Exercise objective: Print the records below exactly as they appear.

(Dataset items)
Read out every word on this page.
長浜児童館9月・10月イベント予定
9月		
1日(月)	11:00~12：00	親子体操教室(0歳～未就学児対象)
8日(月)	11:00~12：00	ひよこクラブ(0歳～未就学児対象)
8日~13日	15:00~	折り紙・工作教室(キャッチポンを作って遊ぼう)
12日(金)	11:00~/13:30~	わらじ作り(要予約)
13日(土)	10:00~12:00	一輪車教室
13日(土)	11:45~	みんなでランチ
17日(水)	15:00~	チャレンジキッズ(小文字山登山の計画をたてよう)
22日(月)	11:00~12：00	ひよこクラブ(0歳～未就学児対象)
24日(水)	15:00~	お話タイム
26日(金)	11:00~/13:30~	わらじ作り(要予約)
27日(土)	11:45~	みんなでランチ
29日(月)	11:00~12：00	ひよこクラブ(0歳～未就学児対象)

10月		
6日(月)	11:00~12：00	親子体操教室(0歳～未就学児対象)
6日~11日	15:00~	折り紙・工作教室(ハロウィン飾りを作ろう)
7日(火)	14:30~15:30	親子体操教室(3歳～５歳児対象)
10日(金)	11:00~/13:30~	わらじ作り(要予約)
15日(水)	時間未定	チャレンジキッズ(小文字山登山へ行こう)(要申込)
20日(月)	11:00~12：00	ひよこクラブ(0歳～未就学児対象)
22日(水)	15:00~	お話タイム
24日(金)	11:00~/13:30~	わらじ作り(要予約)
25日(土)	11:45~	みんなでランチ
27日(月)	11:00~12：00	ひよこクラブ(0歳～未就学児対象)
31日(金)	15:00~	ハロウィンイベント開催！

Final result:
Read out every word on this page.
長浜児童館9月・10月イベント予定
9月		
1日(月)	11:00~12：00	親子体操教室(0歳～未就学児対象)
8日(月)	11:00~12：00	ひよこクラブ(0歳～未就学児対象)
8日~13日	15:00~	折り紙・工作教室(キャッチポンを作って遊ぼう)
12日(金)	11:00~/13:30~	わらじ作り(要予約)
13日(土)	10:00~12:00	一輪車教室
13日(土)	11:45~	みんなでランチ
17日(水)	15:00~	チャレンジキッズ(小文字山登山の計画をたてよう)
22日(月)	11:00~12：00	ひよこクラブ(0歳～未就学児対象)
24日(水)	15:00~	お話タイム
26日(金)	11:00~/13:30~	わらじ作り(要予約)
27日(土)	11:45~	みんなでランチ
29日(月)	11:00~12：00	ひよこクラブ(0歳～未就学児対象)

10月		
6日(月)	11:00~12：00	親子体操教室(0歳～未就学児対象)
6日~11日	15:00~	折り紙・工作教室(ハロウィン飾りを作ろう)
7日(火)	14:30~15:30	親子体操教室(3歳～５歳児対象)
10日(金)	11:00~/13:30~	わらじ作り(要予約)
15日(水)	時間未定	チャレンジキッズ(小文字山登山へ行こう)(要申込)
20日(月)	11:00~12：00	ひよこクラブ(0歳～未就学児対象)
22日(水)	15:00~	お話タイム
24日(金)	11:00~/13:30~	わらじ作り(要予約)
25日(土)	11:45~	みんなでランチ
27日(月)	11:00~12：00	ひよこクラブ(0歳～未就学児対象)
31日(金)	15:00~	ハロウィンイベント開催！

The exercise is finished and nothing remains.